BEGIN RECORDED DATA

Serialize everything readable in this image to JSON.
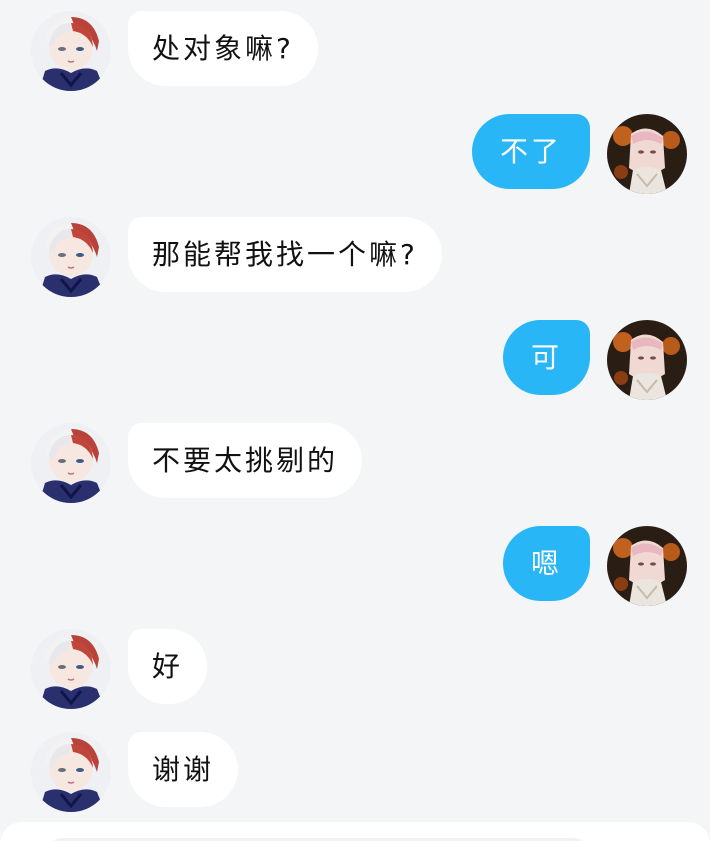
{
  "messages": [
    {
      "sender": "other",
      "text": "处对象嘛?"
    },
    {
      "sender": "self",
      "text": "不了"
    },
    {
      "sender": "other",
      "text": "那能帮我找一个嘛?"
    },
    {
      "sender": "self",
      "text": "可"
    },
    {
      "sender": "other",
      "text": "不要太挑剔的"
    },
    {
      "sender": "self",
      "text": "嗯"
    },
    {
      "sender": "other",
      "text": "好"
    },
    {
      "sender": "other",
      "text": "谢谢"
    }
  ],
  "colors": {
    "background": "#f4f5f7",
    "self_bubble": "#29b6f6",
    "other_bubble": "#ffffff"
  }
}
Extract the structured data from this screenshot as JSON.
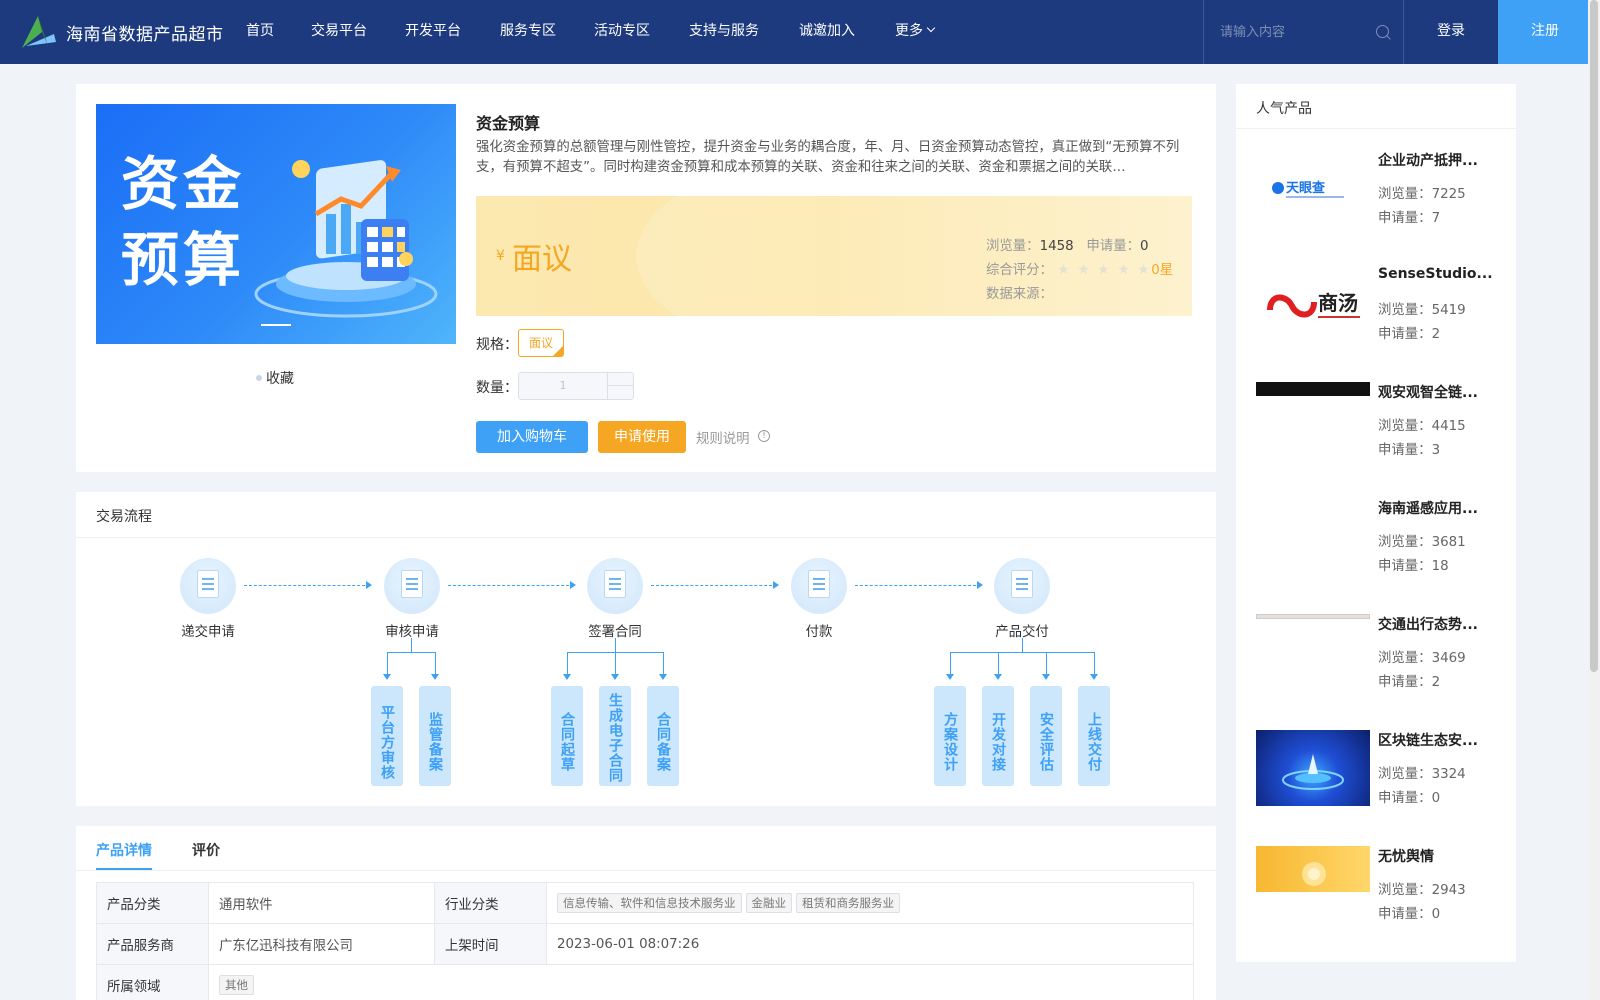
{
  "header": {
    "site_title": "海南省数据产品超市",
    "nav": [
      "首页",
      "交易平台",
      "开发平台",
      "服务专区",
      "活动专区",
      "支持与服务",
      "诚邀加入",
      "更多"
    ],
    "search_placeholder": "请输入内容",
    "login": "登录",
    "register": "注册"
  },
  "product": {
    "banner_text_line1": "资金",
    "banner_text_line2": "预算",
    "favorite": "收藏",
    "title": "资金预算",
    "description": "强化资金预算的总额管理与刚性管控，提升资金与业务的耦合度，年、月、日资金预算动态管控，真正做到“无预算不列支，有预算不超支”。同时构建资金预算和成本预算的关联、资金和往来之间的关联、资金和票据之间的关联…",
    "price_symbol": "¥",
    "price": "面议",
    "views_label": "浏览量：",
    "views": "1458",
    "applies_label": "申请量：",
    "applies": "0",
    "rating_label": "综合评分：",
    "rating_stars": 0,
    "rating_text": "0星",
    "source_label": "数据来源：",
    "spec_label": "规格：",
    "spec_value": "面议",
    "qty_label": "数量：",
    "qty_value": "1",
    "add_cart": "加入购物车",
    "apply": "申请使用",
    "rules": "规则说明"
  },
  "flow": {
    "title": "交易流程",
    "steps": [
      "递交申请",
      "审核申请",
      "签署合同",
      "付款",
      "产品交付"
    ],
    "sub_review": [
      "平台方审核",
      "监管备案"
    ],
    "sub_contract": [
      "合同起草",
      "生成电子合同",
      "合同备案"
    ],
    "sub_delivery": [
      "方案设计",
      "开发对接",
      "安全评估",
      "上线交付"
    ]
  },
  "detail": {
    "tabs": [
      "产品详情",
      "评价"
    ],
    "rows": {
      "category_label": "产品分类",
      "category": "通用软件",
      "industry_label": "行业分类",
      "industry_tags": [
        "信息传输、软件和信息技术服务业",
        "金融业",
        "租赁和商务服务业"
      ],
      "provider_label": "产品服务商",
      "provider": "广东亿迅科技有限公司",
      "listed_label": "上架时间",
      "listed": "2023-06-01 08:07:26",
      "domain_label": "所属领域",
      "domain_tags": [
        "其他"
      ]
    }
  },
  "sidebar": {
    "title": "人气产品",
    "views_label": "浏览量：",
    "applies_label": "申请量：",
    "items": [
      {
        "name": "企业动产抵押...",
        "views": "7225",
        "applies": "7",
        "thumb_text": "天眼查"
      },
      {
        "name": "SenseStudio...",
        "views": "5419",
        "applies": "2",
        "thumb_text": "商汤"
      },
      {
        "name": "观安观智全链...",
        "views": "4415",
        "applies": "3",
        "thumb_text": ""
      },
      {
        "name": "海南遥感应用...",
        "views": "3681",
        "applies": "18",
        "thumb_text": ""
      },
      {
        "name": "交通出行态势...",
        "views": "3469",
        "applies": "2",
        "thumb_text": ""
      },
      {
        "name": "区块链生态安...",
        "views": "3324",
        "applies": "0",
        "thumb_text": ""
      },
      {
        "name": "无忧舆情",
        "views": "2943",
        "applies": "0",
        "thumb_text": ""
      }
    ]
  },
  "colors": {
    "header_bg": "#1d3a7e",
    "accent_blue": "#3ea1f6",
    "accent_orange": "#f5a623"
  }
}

END RECORDED DATA
BEGIN RECORDED DATA

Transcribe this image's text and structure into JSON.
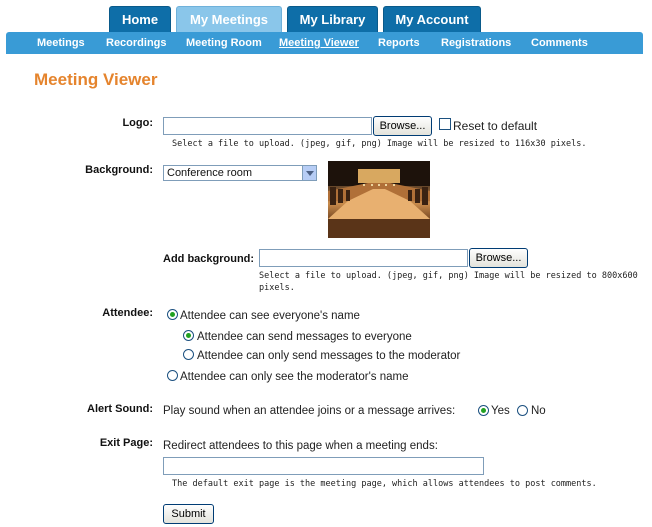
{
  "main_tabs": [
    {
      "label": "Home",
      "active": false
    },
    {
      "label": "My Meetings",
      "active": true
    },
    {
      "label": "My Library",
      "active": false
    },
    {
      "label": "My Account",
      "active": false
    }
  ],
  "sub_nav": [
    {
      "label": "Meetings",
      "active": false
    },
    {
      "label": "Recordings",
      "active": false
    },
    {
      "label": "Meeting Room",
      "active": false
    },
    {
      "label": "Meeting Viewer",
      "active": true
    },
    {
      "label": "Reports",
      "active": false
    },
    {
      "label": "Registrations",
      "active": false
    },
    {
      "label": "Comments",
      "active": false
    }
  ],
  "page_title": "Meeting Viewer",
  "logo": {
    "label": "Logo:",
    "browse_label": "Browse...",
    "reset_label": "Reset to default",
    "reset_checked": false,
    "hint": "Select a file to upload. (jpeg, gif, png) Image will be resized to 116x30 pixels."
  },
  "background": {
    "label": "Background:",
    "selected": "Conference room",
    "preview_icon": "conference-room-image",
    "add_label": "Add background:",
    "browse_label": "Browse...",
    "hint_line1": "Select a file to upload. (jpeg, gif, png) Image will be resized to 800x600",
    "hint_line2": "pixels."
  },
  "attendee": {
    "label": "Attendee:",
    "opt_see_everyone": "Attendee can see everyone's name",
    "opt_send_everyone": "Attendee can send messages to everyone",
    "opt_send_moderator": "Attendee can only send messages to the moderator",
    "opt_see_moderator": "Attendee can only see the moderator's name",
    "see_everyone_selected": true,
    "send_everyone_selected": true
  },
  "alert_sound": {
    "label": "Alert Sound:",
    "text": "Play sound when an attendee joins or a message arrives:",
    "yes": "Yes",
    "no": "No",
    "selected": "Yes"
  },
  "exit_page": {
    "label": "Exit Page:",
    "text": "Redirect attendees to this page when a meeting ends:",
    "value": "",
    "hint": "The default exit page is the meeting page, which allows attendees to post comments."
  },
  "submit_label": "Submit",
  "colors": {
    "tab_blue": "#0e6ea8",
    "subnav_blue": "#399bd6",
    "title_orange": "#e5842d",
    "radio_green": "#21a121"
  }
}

END RECORDED DATA

WHAT IS ASKED:
Track down every line holding the string "attendees" and copy it.

WRITTEN SOLUTION:
    "text": "Redirect attendees to this page when a meeting ends:",
    "hint": "The default exit page is the meeting page, which allows attendees to post comments."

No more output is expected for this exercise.